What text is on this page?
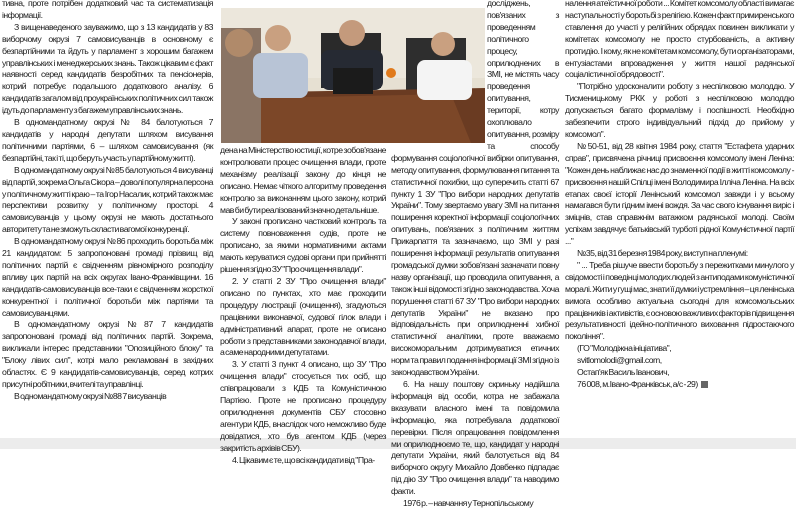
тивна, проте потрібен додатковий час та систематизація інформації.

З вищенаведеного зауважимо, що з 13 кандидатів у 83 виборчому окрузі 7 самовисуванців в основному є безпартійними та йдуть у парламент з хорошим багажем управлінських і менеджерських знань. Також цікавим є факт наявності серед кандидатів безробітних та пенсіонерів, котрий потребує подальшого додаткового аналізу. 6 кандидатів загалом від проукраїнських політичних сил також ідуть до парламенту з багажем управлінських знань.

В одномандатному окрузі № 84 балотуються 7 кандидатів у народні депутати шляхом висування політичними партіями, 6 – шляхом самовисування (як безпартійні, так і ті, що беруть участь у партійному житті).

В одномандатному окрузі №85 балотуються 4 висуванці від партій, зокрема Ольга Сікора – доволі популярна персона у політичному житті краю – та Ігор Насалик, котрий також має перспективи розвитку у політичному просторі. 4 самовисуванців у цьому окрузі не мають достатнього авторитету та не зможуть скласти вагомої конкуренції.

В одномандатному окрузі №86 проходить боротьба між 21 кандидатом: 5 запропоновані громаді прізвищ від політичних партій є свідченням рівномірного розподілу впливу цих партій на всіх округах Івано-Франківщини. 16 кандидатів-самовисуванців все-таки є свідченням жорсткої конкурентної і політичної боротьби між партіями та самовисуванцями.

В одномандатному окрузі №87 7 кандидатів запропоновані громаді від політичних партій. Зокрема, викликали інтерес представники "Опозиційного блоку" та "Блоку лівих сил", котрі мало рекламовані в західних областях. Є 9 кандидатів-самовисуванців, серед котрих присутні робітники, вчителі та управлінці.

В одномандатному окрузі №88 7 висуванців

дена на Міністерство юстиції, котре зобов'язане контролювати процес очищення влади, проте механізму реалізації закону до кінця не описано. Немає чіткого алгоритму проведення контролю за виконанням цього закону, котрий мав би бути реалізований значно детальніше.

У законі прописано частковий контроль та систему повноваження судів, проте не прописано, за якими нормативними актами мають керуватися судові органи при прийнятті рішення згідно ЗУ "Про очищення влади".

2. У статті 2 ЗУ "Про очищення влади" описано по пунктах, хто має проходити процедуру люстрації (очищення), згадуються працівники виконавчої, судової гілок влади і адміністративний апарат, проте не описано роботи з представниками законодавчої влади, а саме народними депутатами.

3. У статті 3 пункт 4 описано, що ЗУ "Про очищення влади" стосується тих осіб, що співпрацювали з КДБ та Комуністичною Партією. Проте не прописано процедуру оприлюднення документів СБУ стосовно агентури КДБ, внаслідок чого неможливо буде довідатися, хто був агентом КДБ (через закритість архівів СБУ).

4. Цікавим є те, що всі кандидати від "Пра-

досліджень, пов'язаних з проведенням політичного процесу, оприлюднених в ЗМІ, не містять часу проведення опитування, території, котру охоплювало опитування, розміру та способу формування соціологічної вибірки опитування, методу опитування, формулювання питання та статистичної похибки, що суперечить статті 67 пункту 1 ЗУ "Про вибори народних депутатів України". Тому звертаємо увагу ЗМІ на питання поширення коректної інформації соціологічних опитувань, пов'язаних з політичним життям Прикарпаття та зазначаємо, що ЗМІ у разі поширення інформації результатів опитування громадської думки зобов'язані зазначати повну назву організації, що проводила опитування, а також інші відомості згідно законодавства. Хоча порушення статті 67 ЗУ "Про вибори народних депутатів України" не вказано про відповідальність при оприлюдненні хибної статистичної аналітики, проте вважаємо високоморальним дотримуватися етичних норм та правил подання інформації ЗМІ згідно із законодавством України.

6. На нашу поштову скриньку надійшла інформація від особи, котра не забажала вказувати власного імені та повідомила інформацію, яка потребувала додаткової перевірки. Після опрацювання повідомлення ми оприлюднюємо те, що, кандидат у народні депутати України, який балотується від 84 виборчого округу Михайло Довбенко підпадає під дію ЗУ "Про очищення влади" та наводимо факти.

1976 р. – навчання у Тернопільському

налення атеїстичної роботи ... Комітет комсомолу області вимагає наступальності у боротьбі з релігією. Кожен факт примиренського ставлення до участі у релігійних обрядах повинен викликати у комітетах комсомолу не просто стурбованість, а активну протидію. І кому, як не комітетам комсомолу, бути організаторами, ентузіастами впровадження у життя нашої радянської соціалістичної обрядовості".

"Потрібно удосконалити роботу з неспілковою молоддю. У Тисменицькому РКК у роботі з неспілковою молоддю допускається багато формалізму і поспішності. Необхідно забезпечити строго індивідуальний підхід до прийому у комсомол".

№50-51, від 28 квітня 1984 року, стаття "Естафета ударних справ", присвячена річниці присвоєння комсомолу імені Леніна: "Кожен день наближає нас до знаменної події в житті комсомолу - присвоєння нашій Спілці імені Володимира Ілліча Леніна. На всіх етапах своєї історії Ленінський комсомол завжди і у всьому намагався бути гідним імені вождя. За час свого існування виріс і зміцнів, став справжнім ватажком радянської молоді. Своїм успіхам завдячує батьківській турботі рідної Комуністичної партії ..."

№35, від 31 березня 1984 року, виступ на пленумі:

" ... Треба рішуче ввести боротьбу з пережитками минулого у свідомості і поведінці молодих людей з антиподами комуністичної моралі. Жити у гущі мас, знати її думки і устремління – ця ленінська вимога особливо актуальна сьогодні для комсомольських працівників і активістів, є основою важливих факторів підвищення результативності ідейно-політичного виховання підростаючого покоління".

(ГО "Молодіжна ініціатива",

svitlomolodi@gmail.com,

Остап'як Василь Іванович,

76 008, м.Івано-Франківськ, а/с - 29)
----------
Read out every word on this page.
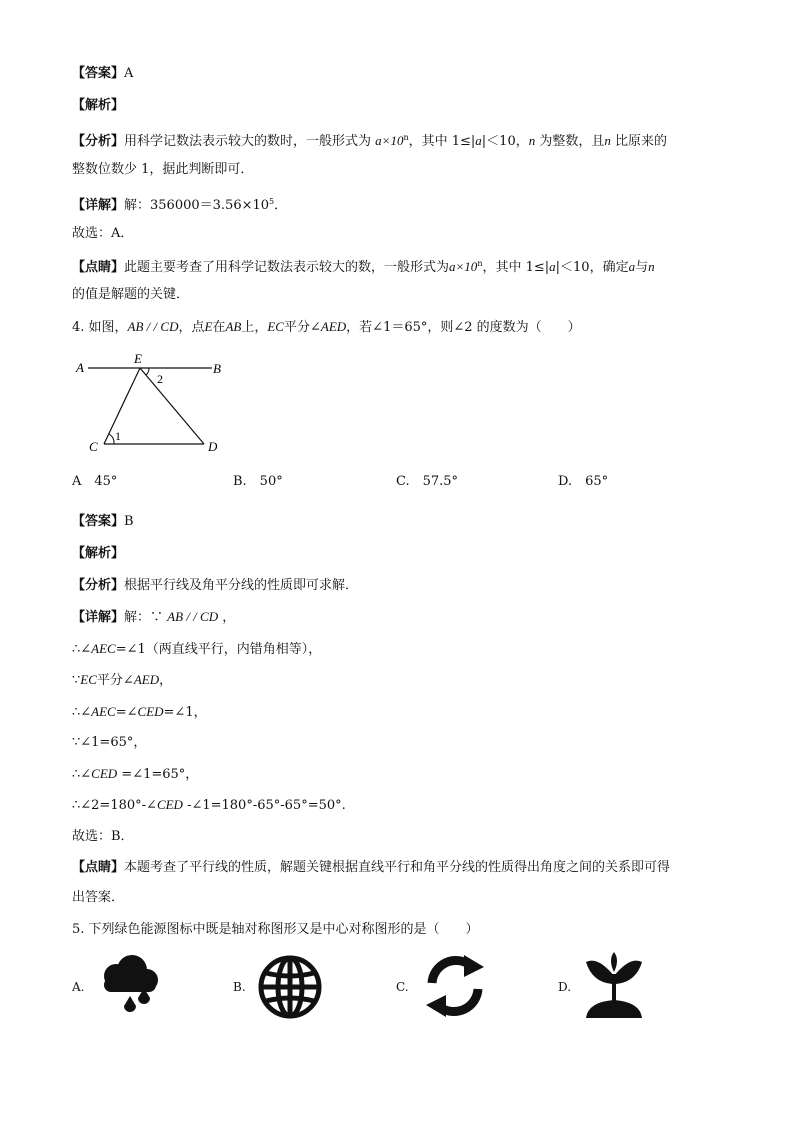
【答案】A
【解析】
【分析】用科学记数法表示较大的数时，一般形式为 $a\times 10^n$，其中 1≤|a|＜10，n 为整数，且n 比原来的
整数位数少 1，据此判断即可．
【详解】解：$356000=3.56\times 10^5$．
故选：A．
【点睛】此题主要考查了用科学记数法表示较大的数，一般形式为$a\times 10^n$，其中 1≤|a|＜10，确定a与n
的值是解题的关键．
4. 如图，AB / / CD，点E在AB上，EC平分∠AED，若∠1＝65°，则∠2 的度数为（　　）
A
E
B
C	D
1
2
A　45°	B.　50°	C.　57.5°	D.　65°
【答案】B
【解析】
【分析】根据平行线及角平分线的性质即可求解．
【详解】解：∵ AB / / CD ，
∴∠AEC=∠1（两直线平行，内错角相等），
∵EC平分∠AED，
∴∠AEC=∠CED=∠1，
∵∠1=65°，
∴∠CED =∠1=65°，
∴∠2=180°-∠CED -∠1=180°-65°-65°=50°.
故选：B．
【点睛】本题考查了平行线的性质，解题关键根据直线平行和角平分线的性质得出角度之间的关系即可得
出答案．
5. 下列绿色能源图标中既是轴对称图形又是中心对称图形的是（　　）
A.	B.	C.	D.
----------
Go through the material and select each line with the string "一般形式为" in it.

Response to this task
【分析】用科学记数法表示较大的数时，一般形式为 $a\times 10^n$，其中 1≤|a|＜10，n 为整数，且n 比原来的
【点睛】此题主要考查了用科学记数法表示较大的数，一般形式为$a\times 10^n$，其中 1≤|a|＜10，确定a与n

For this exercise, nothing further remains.